◆ Stated goal
Wherever the word "color" appears in a line, copy that line.

◆ Data extract
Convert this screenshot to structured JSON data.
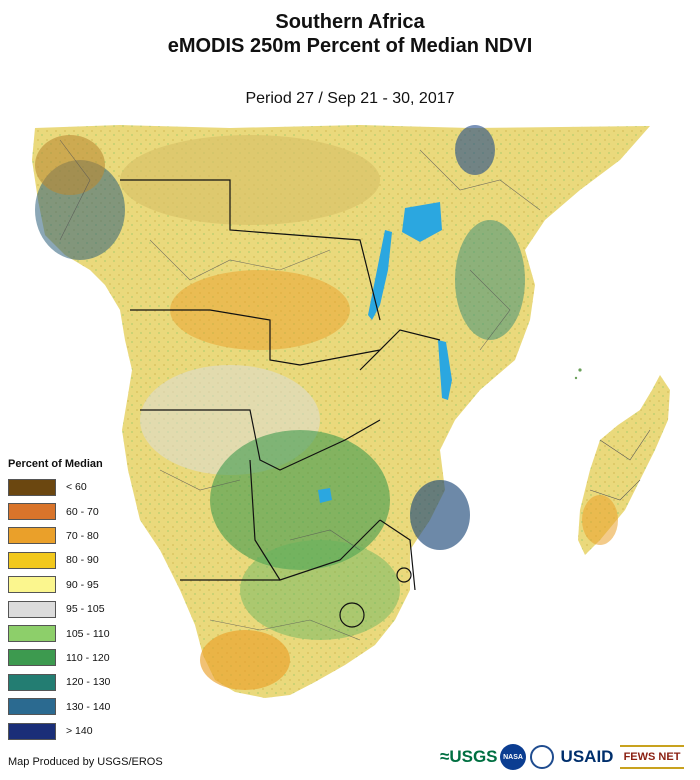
{
  "title": {
    "line1": "Southern Africa",
    "line2": "eMODIS 250m Percent of Median NDVI"
  },
  "subtitle": "Period 27 / Sep 21 - 30, 2017",
  "legend": {
    "title": "Percent of Median",
    "items": [
      {
        "label": "< 60",
        "color": "#6b4710"
      },
      {
        "label": "60 - 70",
        "color": "#d9742b"
      },
      {
        "label": "70 - 80",
        "color": "#eaa02a"
      },
      {
        "label": "80 - 90",
        "color": "#f2c81c"
      },
      {
        "label": "90 - 95",
        "color": "#fbf68e"
      },
      {
        "label": "95 - 105",
        "color": "#dcdcdc"
      },
      {
        "label": "105 - 110",
        "color": "#8dcf6a"
      },
      {
        "label": "110 - 120",
        "color": "#3d9a4f"
      },
      {
        "label": "120 - 130",
        "color": "#237d72"
      },
      {
        "label": "130 - 140",
        "color": "#2b6a90"
      },
      {
        "label": "> 140",
        "color": "#1a2e78"
      }
    ]
  },
  "credit": "Map Produced by USGS/EROS",
  "logos": {
    "usgs": "≈USGS",
    "nasa": "NASA",
    "usaid": "USAID",
    "fews": "FEWS NET"
  },
  "map": {
    "regions": [
      "Africa mainland",
      "Madagascar",
      "Lake Tanganyika",
      "Lake Malawi",
      "Lake Victoria",
      "Okavango Delta"
    ]
  }
}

◆ Result
        "color": "#6b4710"
        "color": "#d9742b"
        "color": "#eaa02a"
        "color": "#f2c81c"
        "color": "#fbf68e"
        "color": "#dcdcdc"
        "color": "#8dcf6a"
        "color": "#3d9a4f"
        "color": "#237d72"
        "color": "#2b6a90"
        "color": "#1a2e78"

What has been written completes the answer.